"""

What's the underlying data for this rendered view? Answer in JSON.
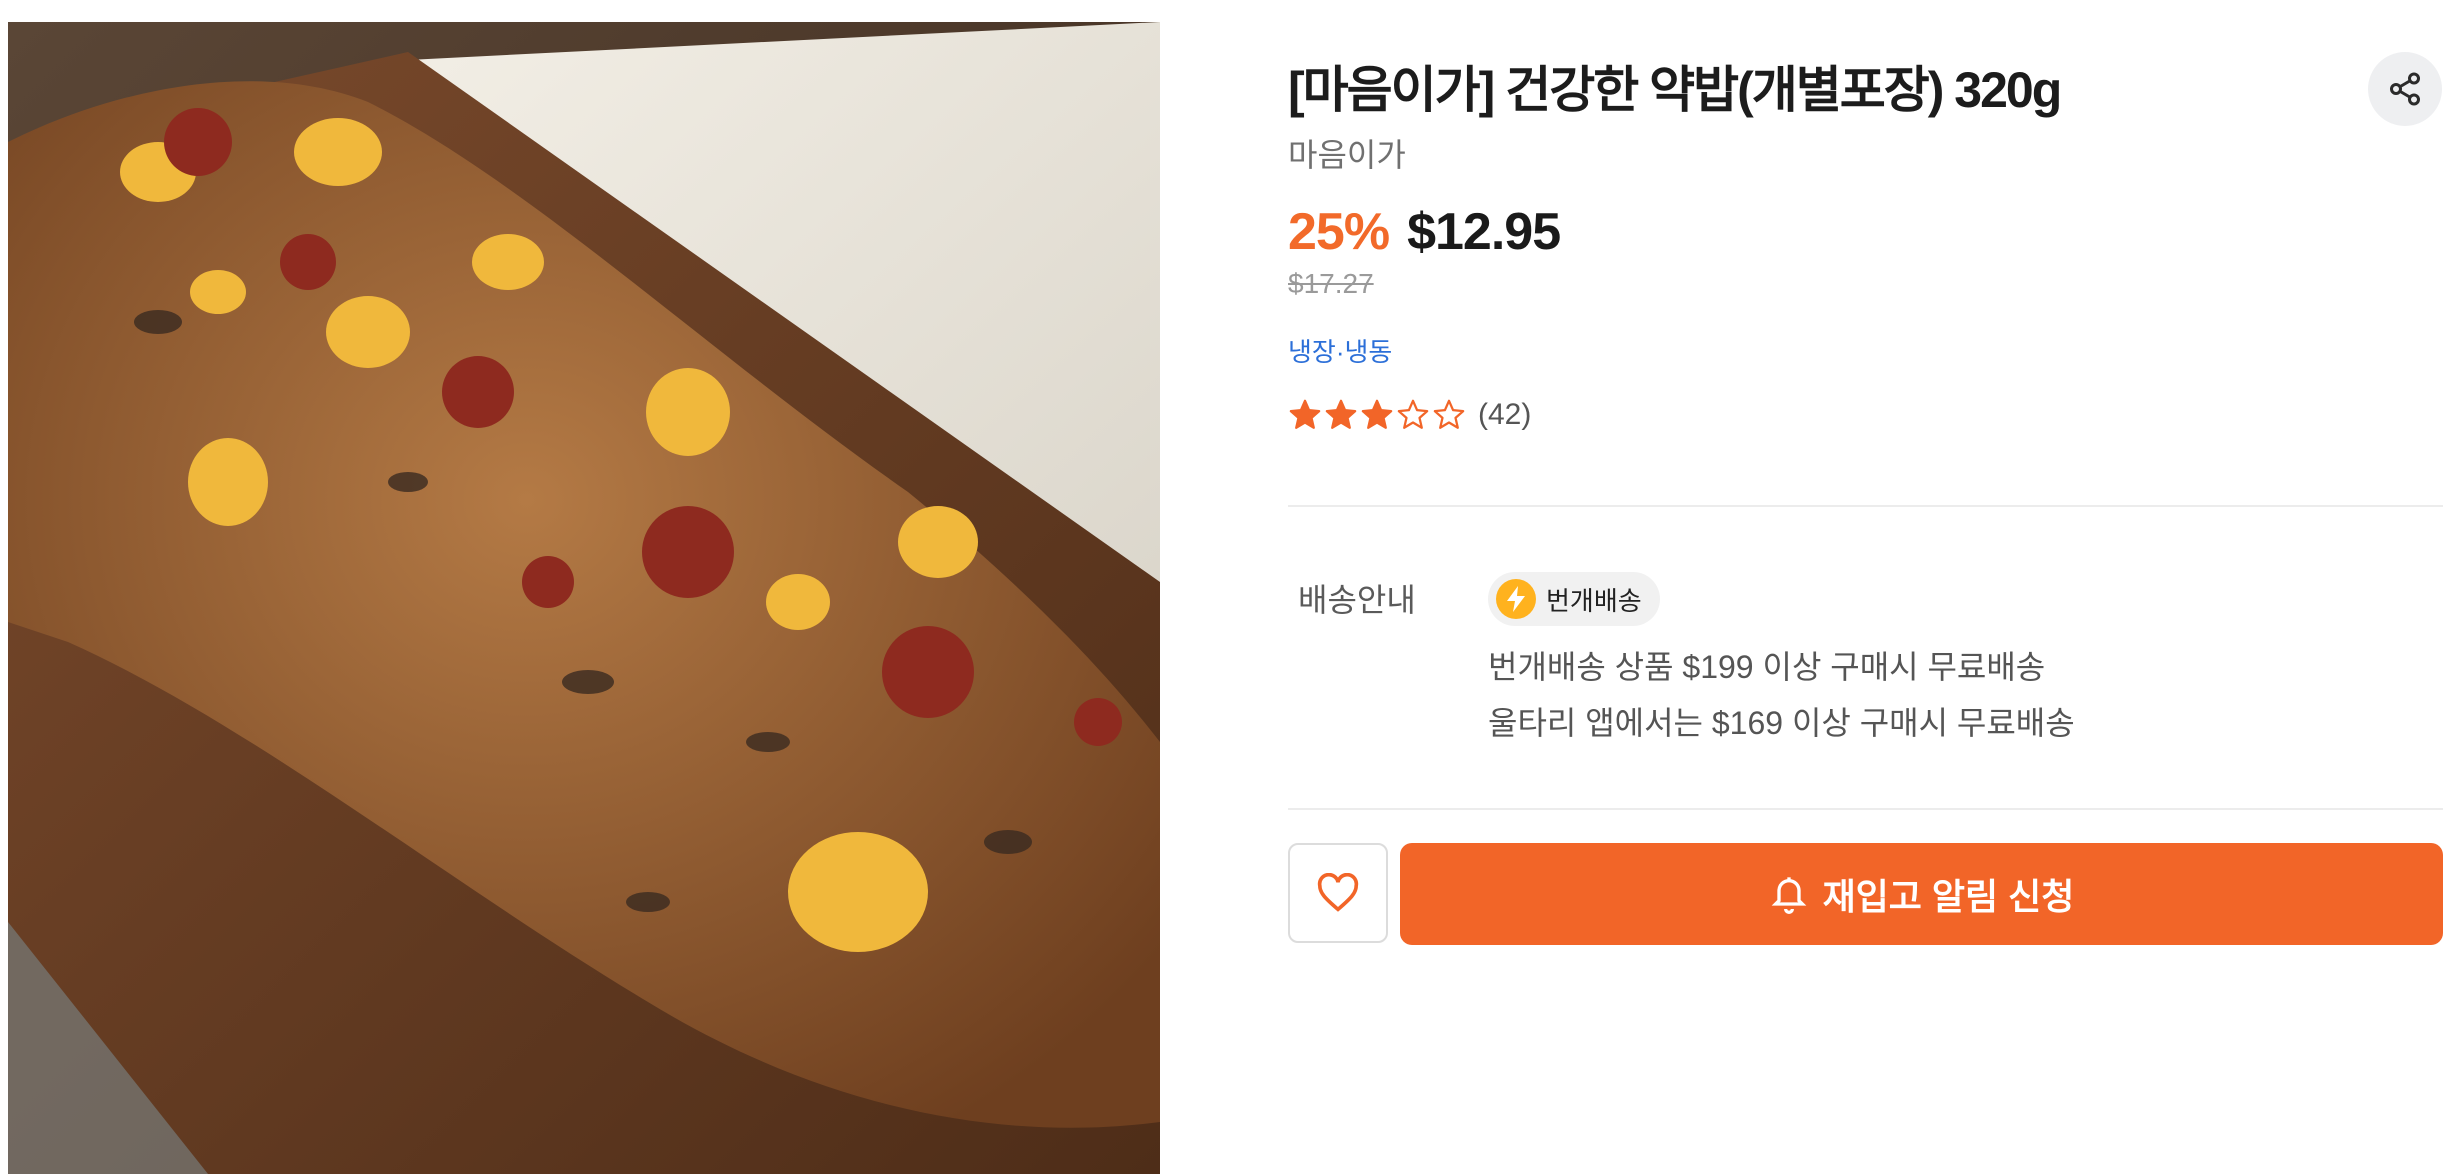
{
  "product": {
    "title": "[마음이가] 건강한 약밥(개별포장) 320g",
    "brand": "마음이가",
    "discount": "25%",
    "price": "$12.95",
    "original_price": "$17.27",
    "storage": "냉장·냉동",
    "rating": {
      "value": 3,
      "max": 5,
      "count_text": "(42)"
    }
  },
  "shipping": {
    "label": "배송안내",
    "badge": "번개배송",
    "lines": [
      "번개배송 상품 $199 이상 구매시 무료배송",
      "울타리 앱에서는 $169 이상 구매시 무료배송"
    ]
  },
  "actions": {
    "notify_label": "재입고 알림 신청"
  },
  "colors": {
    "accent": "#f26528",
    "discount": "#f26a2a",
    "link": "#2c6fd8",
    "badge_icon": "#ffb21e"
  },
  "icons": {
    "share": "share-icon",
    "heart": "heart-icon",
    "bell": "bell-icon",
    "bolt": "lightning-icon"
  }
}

"""

### What you are asked to do
Copy all the lines above that hold the string "무료배송".

### Solution to the problem
      "번개배송 상품 $199 이상 구매시 무료배송",
      "울타리 앱에서는 $169 이상 구매시 무료배송"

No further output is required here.